=== REQUIREMENT ===
Which lines hold the string "content"? Copy every one of them.

======== DATA EXCERPTS ========

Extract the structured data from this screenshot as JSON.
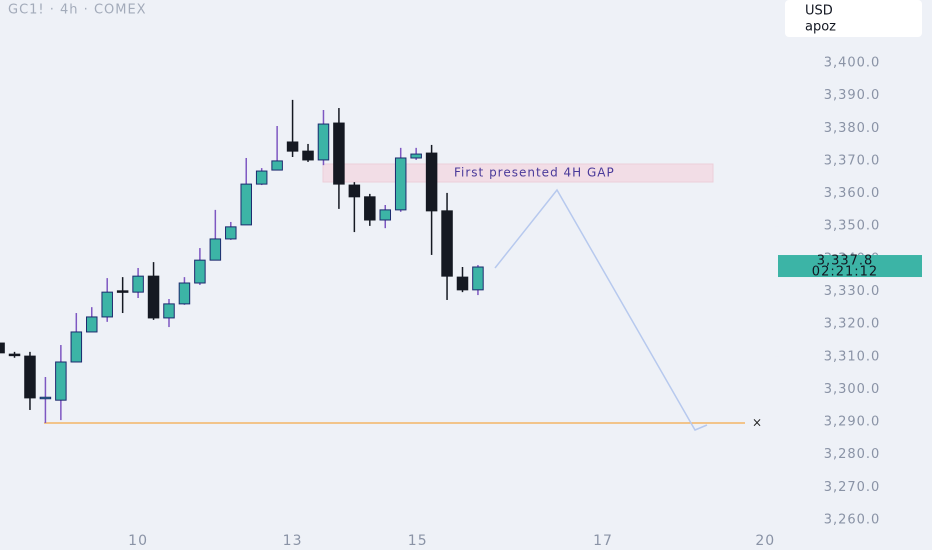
{
  "chart_data": {
    "type": "candlestick",
    "title": "GC1! · 4h · COMEX",
    "currency": "USD",
    "user": "apoz",
    "annotation": "First presented 4H GAP",
    "last_price": {
      "value": 3337.8,
      "label": "3,337.8"
    },
    "countdown": "02:21:12",
    "x": [
      0,
      1,
      2,
      3,
      4,
      5,
      6,
      7,
      8,
      9,
      10,
      11,
      12,
      13,
      14,
      15,
      16,
      17,
      18,
      19,
      20,
      21,
      22,
      23,
      24,
      25,
      26,
      27,
      28,
      29,
      30,
      31
    ],
    "open": [
      3314.2,
      3310.8,
      3310.2,
      3297.4,
      3296.7,
      3308.4,
      3317.6,
      3322.2,
      3330.2,
      3329.8,
      3334.7,
      3321.9,
      3326.2,
      3332.6,
      3339.6,
      3346.1,
      3350.4,
      3362.9,
      3367.2,
      3375.8,
      3373.0,
      3370.3,
      3381.6,
      3362.6,
      3359.0,
      3351.9,
      3355.0,
      3370.9,
      3372.4,
      3354.7,
      3334.4,
      3330.5
    ],
    "high": [
      3316.0,
      3311.5,
      3311.5,
      3303.8,
      3313.6,
      3323.4,
      3325.2,
      3334.1,
      3334.4,
      3337.2,
      3339.0,
      3327.7,
      3334.4,
      3343.3,
      3355.0,
      3351.3,
      3370.9,
      3367.8,
      3380.7,
      3388.7,
      3375.2,
      3385.6,
      3386.2,
      3363.5,
      3359.9,
      3356.5,
      3374.0,
      3374.0,
      3374.9,
      3360.2,
      3337.5,
      3338.1
    ],
    "low": [
      3310.6,
      3309.7,
      3293.7,
      3289.7,
      3290.6,
      3308.4,
      3317.6,
      3320.7,
      3323.4,
      3328.0,
      3321.3,
      3319.1,
      3325.9,
      3332.0,
      3339.6,
      3345.8,
      3350.4,
      3362.6,
      3367.2,
      3371.2,
      3369.7,
      3368.7,
      3355.3,
      3348.2,
      3350.1,
      3349.4,
      3354.4,
      3370.3,
      3341.2,
      3327.4,
      3329.8,
      3328.9
    ],
    "close": [
      3311.2,
      3310.6,
      3297.4,
      3297.6,
      3308.4,
      3317.6,
      3322.2,
      3329.8,
      3330.0,
      3334.7,
      3321.9,
      3326.2,
      3332.6,
      3339.6,
      3346.1,
      3349.8,
      3362.9,
      3366.9,
      3370.0,
      3373.0,
      3370.3,
      3381.3,
      3362.9,
      3359.0,
      3351.9,
      3355.0,
      3370.9,
      3372.1,
      3354.7,
      3334.7,
      3330.5,
      3337.5
    ],
    "up_color": "#3cb4a6",
    "down_color": "#151922",
    "up_wick_color": "#7e57c2",
    "xlim": [
      0.06,
      50.23
    ],
    "xticks": [
      {
        "value": 9,
        "label": "10"
      },
      {
        "value": 19,
        "label": "13"
      },
      {
        "value": 27.1,
        "label": "15"
      },
      {
        "value": 39.1,
        "label": "17"
      },
      {
        "value": 49.6,
        "label": "20"
      }
    ],
    "ylim": [
      3250.8,
      3419.3
    ],
    "yticks": [
      {
        "value": 3260,
        "label": "3,260.0"
      },
      {
        "value": 3270,
        "label": "3,270.0"
      },
      {
        "value": 3280,
        "label": "3,280.0"
      },
      {
        "value": 3290,
        "label": "3,290.0"
      },
      {
        "value": 3300,
        "label": "3,300.0"
      },
      {
        "value": 3310,
        "label": "3,310.0"
      },
      {
        "value": 3320,
        "label": "3,320.0"
      },
      {
        "value": 3330,
        "label": "3,330.0"
      },
      {
        "value": 3340,
        "label": "3,340.0"
      },
      {
        "value": 3350,
        "label": "3,350.0"
      },
      {
        "value": 3360,
        "label": "3,360.0"
      },
      {
        "value": 3370,
        "label": "3,370.0"
      },
      {
        "value": 3380,
        "label": "3,380.0"
      },
      {
        "value": 3390,
        "label": "3,390.0"
      },
      {
        "value": 3400,
        "label": "3,400.0"
      }
    ]
  }
}
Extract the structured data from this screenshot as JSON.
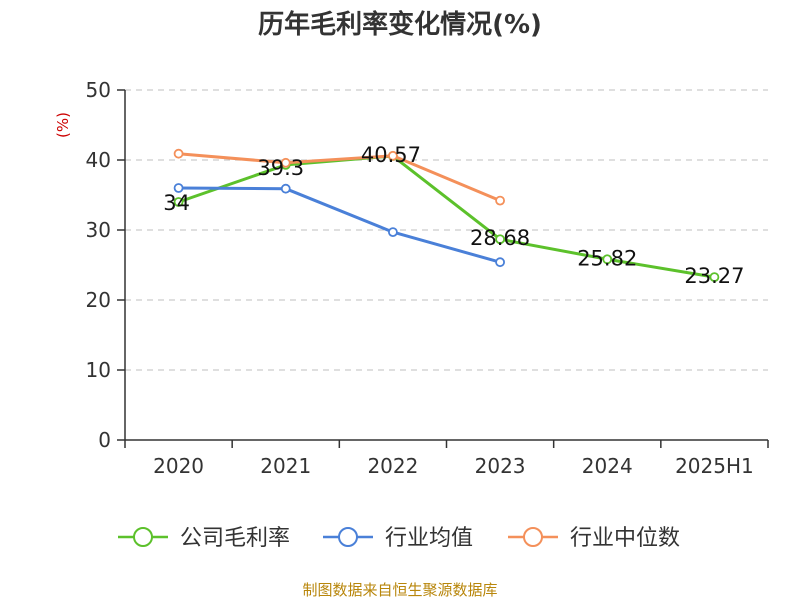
{
  "chart_data": {
    "type": "line",
    "title": "历年毛利率变化情况(%)",
    "ylabel": "(%)",
    "xlabel": "",
    "categories": [
      "2020",
      "2021",
      "2022",
      "2023",
      "2024",
      "2025H1"
    ],
    "ylim": [
      0,
      50
    ],
    "yticks": [
      0,
      10,
      20,
      30,
      40,
      50
    ],
    "grid": true,
    "legend_position": "bottom",
    "series": [
      {
        "name": "公司毛利率",
        "color": "#5cc12b",
        "values": [
          34,
          39.3,
          40.57,
          28.68,
          25.82,
          23.27
        ],
        "labels": [
          "34",
          "39.3",
          "40.57",
          "28.68",
          "25.82",
          "23.27"
        ]
      },
      {
        "name": "行业均值",
        "color": "#4a80d8",
        "values": [
          36,
          35.9,
          29.7,
          25.4,
          null,
          null
        ],
        "labels": null
      },
      {
        "name": "行业中位数",
        "color": "#f4905a",
        "values": [
          40.9,
          39.6,
          40.6,
          34.2,
          null,
          null
        ],
        "labels": null
      }
    ],
    "source": "制图数据来自恒生聚源数据库"
  }
}
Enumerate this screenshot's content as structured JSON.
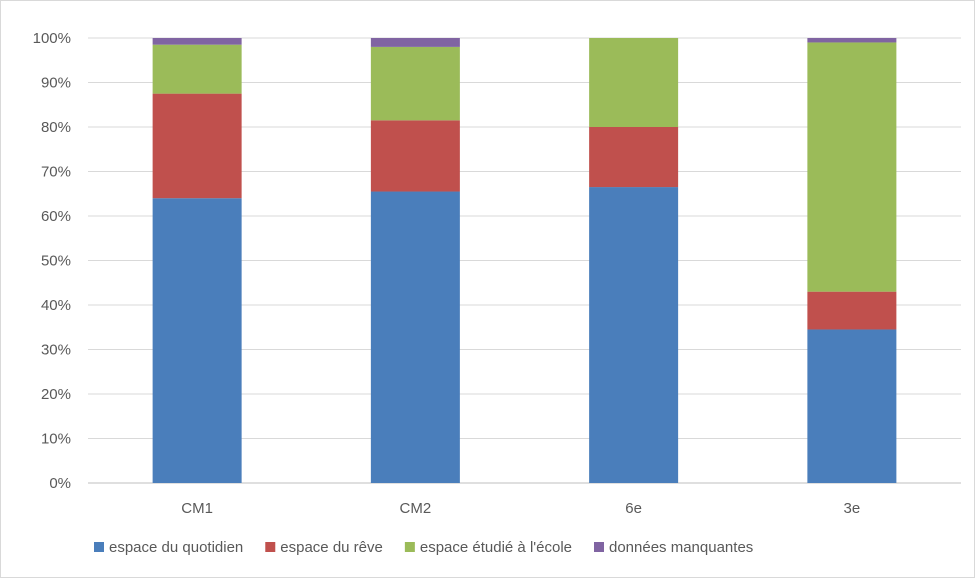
{
  "chart_data": {
    "type": "bar",
    "stacked": true,
    "percent": true,
    "title": "",
    "xlabel": "",
    "ylabel": "",
    "ylim": [
      0,
      100
    ],
    "yticks": [
      "0%",
      "10%",
      "20%",
      "30%",
      "40%",
      "50%",
      "60%",
      "70%",
      "80%",
      "90%",
      "100%"
    ],
    "grid": "horizontal",
    "legend_position": "bottom",
    "categories": [
      "CM1",
      "CM2",
      "6e",
      "3e"
    ],
    "series": [
      {
        "name": "espace du quotidien",
        "color": "#4a7ebb",
        "values": [
          64.0,
          65.5,
          66.5,
          34.5
        ]
      },
      {
        "name": "espace du rêve",
        "color": "#c0504d",
        "values": [
          23.5,
          16.0,
          13.5,
          8.5
        ]
      },
      {
        "name": "espace étudié à l'école",
        "color": "#9bbb59",
        "values": [
          11.0,
          16.5,
          20.0,
          56.0
        ]
      },
      {
        "name": "données manquantes",
        "color": "#8064a2",
        "values": [
          1.5,
          2.0,
          0.0,
          1.0
        ]
      }
    ]
  }
}
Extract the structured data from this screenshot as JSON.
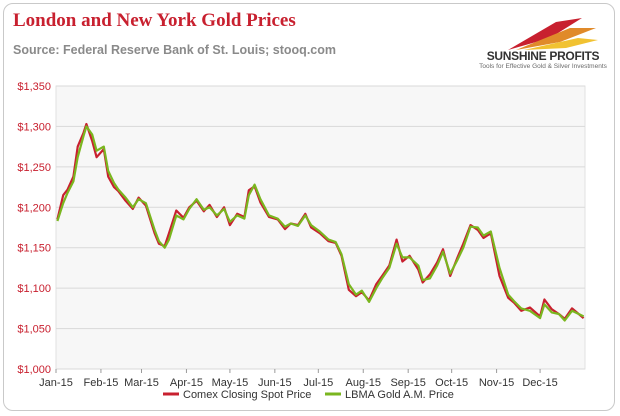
{
  "header": {
    "title": "London and New York Gold Prices",
    "subtitle": "Source: Federal Reserve Bank of St. Louis; stooq.com"
  },
  "logo": {
    "name": "SUNSHINE PROFITS",
    "tagline": "Tools for Effective Gold & Silver Investments"
  },
  "colors": {
    "comex": "#c8202f",
    "lbma": "#7ab61f",
    "grid": "#d9d9d9",
    "plot_bg": "#f7f7f7",
    "y_tick": "#c8202f"
  },
  "chart_data": {
    "type": "line",
    "title": "London and New York Gold Prices",
    "xlabel": "",
    "ylabel": "",
    "ylim": [
      1000,
      1350
    ],
    "y_ticks": [
      "$1,000",
      "$1,050",
      "$1,100",
      "$1,150",
      "$1,200",
      "$1,250",
      "$1,300",
      "$1,350"
    ],
    "y_tick_values": [
      1000,
      1050,
      1100,
      1150,
      1200,
      1250,
      1300,
      1350
    ],
    "x_ticks": [
      "Jan-15",
      "Feb-15",
      "Mar-15",
      "Apr-15",
      "May-15",
      "Jun-15",
      "Jul-15",
      "Aug-15",
      "Sep-15",
      "Oct-15",
      "Nov-15",
      "Dec-15"
    ],
    "grid": true,
    "legend_position": "bottom",
    "series": [
      {
        "name": "Comex Closing Spot Price",
        "x": [
          "2015-01-02",
          "2015-01-06",
          "2015-01-09",
          "2015-01-13",
          "2015-01-16",
          "2015-01-20",
          "2015-01-22",
          "2015-01-26",
          "2015-01-29",
          "2015-02-03",
          "2015-02-06",
          "2015-02-10",
          "2015-02-13",
          "2015-02-18",
          "2015-02-23",
          "2015-02-27",
          "2015-03-04",
          "2015-03-10",
          "2015-03-13",
          "2015-03-17",
          "2015-03-20",
          "2015-03-25",
          "2015-03-30",
          "2015-04-03",
          "2015-04-08",
          "2015-04-13",
          "2015-04-17",
          "2015-04-22",
          "2015-04-27",
          "2015-05-01",
          "2015-05-06",
          "2015-05-11",
          "2015-05-14",
          "2015-05-18",
          "2015-05-22",
          "2015-05-28",
          "2015-06-03",
          "2015-06-08",
          "2015-06-12",
          "2015-06-17",
          "2015-06-22",
          "2015-06-26",
          "2015-07-02",
          "2015-07-08",
          "2015-07-13",
          "2015-07-17",
          "2015-07-22",
          "2015-07-27",
          "2015-07-31",
          "2015-08-05",
          "2015-08-10",
          "2015-08-14",
          "2015-08-19",
          "2015-08-24",
          "2015-08-28",
          "2015-09-02",
          "2015-09-08",
          "2015-09-11",
          "2015-09-16",
          "2015-09-21",
          "2015-09-25",
          "2015-09-30",
          "2015-10-05",
          "2015-10-09",
          "2015-10-14",
          "2015-10-19",
          "2015-10-23",
          "2015-10-28",
          "2015-11-03",
          "2015-11-09",
          "2015-11-13",
          "2015-11-18",
          "2015-11-24",
          "2015-12-01",
          "2015-12-04",
          "2015-12-09",
          "2015-12-14",
          "2015-12-18",
          "2015-12-23",
          "2015-12-31"
        ],
        "values": [
          1185,
          1215,
          1222,
          1238,
          1275,
          1292,
          1303,
          1282,
          1262,
          1272,
          1238,
          1225,
          1220,
          1208,
          1198,
          1212,
          1202,
          1168,
          1155,
          1152,
          1168,
          1196,
          1187,
          1200,
          1208,
          1195,
          1203,
          1188,
          1200,
          1178,
          1192,
          1188,
          1221,
          1226,
          1206,
          1188,
          1185,
          1173,
          1180,
          1178,
          1192,
          1175,
          1168,
          1158,
          1156,
          1140,
          1098,
          1090,
          1095,
          1085,
          1105,
          1115,
          1128,
          1160,
          1133,
          1140,
          1123,
          1107,
          1117,
          1132,
          1148,
          1115,
          1138,
          1155,
          1178,
          1172,
          1162,
          1168,
          1115,
          1088,
          1082,
          1072,
          1076,
          1065,
          1086,
          1074,
          1068,
          1062,
          1075,
          1063
        ]
      },
      {
        "name": "LBMA Gold A.M. Price",
        "x": [
          "2015-01-02",
          "2015-01-06",
          "2015-01-09",
          "2015-01-13",
          "2015-01-16",
          "2015-01-20",
          "2015-01-22",
          "2015-01-26",
          "2015-01-29",
          "2015-02-03",
          "2015-02-06",
          "2015-02-10",
          "2015-02-13",
          "2015-02-18",
          "2015-02-23",
          "2015-02-27",
          "2015-03-04",
          "2015-03-10",
          "2015-03-13",
          "2015-03-17",
          "2015-03-20",
          "2015-03-25",
          "2015-03-30",
          "2015-04-03",
          "2015-04-08",
          "2015-04-13",
          "2015-04-17",
          "2015-04-22",
          "2015-04-27",
          "2015-05-01",
          "2015-05-06",
          "2015-05-11",
          "2015-05-14",
          "2015-05-18",
          "2015-05-22",
          "2015-05-28",
          "2015-06-03",
          "2015-06-08",
          "2015-06-12",
          "2015-06-17",
          "2015-06-22",
          "2015-06-26",
          "2015-07-02",
          "2015-07-08",
          "2015-07-13",
          "2015-07-17",
          "2015-07-22",
          "2015-07-27",
          "2015-07-31",
          "2015-08-05",
          "2015-08-10",
          "2015-08-14",
          "2015-08-19",
          "2015-08-24",
          "2015-08-28",
          "2015-09-02",
          "2015-09-08",
          "2015-09-11",
          "2015-09-16",
          "2015-09-21",
          "2015-09-25",
          "2015-09-30",
          "2015-10-05",
          "2015-10-09",
          "2015-10-14",
          "2015-10-19",
          "2015-10-23",
          "2015-10-28",
          "2015-11-03",
          "2015-11-09",
          "2015-11-13",
          "2015-11-18",
          "2015-11-24",
          "2015-12-01",
          "2015-12-04",
          "2015-12-09",
          "2015-12-14",
          "2015-12-18",
          "2015-12-23",
          "2015-12-31"
        ],
        "values": [
          1183,
          1205,
          1218,
          1232,
          1262,
          1288,
          1300,
          1290,
          1270,
          1275,
          1245,
          1230,
          1222,
          1212,
          1200,
          1210,
          1205,
          1172,
          1158,
          1150,
          1160,
          1190,
          1185,
          1198,
          1210,
          1197,
          1200,
          1190,
          1198,
          1182,
          1190,
          1186,
          1215,
          1228,
          1210,
          1190,
          1186,
          1176,
          1180,
          1177,
          1190,
          1178,
          1170,
          1160,
          1157,
          1142,
          1105,
          1092,
          1097,
          1083,
          1100,
          1112,
          1125,
          1155,
          1138,
          1138,
          1128,
          1110,
          1112,
          1128,
          1145,
          1118,
          1135,
          1150,
          1176,
          1175,
          1165,
          1170,
          1125,
          1092,
          1084,
          1075,
          1072,
          1063,
          1080,
          1070,
          1068,
          1060,
          1072,
          1065
        ]
      }
    ]
  }
}
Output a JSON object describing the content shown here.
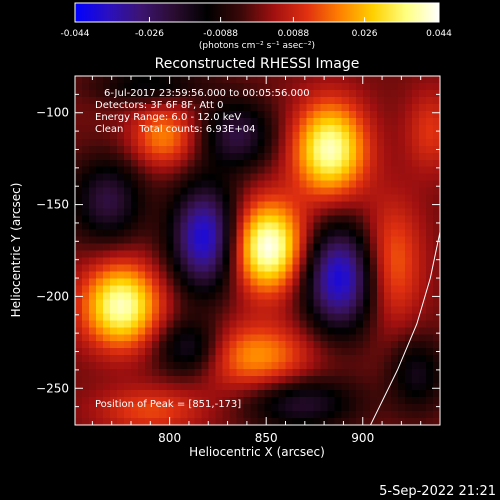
{
  "chart_data": {
    "type": "heatmap",
    "title": "Reconstructed RHESSI Image",
    "xlabel": "Heliocentric X (arcsec)",
    "ylabel": "Heliocentric Y (arcsec)",
    "xlim": [
      751,
      940
    ],
    "ylim": [
      -270,
      -80
    ],
    "x_ticks": [
      800,
      850,
      900
    ],
    "y_ticks": [
      -100,
      -150,
      -200,
      -250
    ],
    "colorbar": {
      "range": [
        -0.044,
        0.044
      ],
      "tick_values": [
        -0.044,
        -0.026,
        -0.0088,
        0.0088,
        0.026,
        0.044
      ],
      "tick_labels": [
        "-0.044",
        "-0.026",
        "-0.0088",
        "0.0088",
        "0.026",
        "0.044"
      ],
      "unit_label": "(photons cm⁻² s⁻¹ asec⁻²)"
    },
    "colormap": [
      "#0000ff",
      "#2a10c0",
      "#3c1470",
      "#2a0c30",
      "#000000",
      "#3a0808",
      "#a01010",
      "#e03010",
      "#ff8000",
      "#ffd000",
      "#ffff80",
      "#ffffff"
    ],
    "annotations": [
      "6-Jul-2017 23:59:56.000 to 00:05:56.000",
      "Detectors: 3F 6F 8F, Att 0",
      "Energy Range: 6.0 - 12.0 keV",
      "Clean     Total counts: 6.93E+04",
      "Position of Peak = [851,-173]"
    ],
    "peak": [
      851,
      -173
    ],
    "limb_points": [
      [
        904,
        -270
      ],
      [
        918,
        -240
      ],
      [
        928,
        -215
      ],
      [
        935,
        -190
      ],
      [
        941,
        -160
      ],
      [
        946,
        -130
      ],
      [
        952,
        -100
      ],
      [
        958,
        -80
      ]
    ],
    "blobs": [
      {
        "x": 851,
        "y": -173,
        "amp": 0.044,
        "sx": 13,
        "sy": 17
      },
      {
        "x": 775,
        "y": -205,
        "amp": 0.04,
        "sx": 14,
        "sy": 16
      },
      {
        "x": 883,
        "y": -120,
        "amp": 0.04,
        "sx": 13,
        "sy": 18
      },
      {
        "x": 845,
        "y": -233,
        "amp": 0.022,
        "sx": 20,
        "sy": 13
      },
      {
        "x": 797,
        "y": -113,
        "amp": 0.02,
        "sx": 12,
        "sy": 12
      },
      {
        "x": 915,
        "y": -182,
        "amp": 0.018,
        "sx": 11,
        "sy": 24
      },
      {
        "x": 790,
        "y": -262,
        "amp": 0.014,
        "sx": 20,
        "sy": 9
      },
      {
        "x": 935,
        "y": -110,
        "amp": 0.012,
        "sx": 9,
        "sy": 16
      },
      {
        "x": 818,
        "y": -168,
        "amp": -0.04,
        "sx": 12,
        "sy": 20
      },
      {
        "x": 888,
        "y": -190,
        "amp": -0.04,
        "sx": 13,
        "sy": 20
      },
      {
        "x": 835,
        "y": -112,
        "amp": -0.022,
        "sx": 13,
        "sy": 13
      },
      {
        "x": 768,
        "y": -148,
        "amp": -0.022,
        "sx": 13,
        "sy": 16
      },
      {
        "x": 868,
        "y": -258,
        "amp": -0.02,
        "sx": 20,
        "sy": 10
      },
      {
        "x": 810,
        "y": -228,
        "amp": -0.02,
        "sx": 12,
        "sy": 11
      },
      {
        "x": 928,
        "y": -242,
        "amp": -0.016,
        "sx": 10,
        "sy": 14
      },
      {
        "x": 790,
        "y": -85,
        "amp": -0.014,
        "sx": 20,
        "sy": 7
      }
    ],
    "grid": false
  },
  "footer": {
    "timestamp": "5-Sep-2022 21:21"
  }
}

========

=== SOLUTION TO THIS TASK ===
Enumerate this screenshot's content as structured JSON.
Output a JSON object describing the content shown here.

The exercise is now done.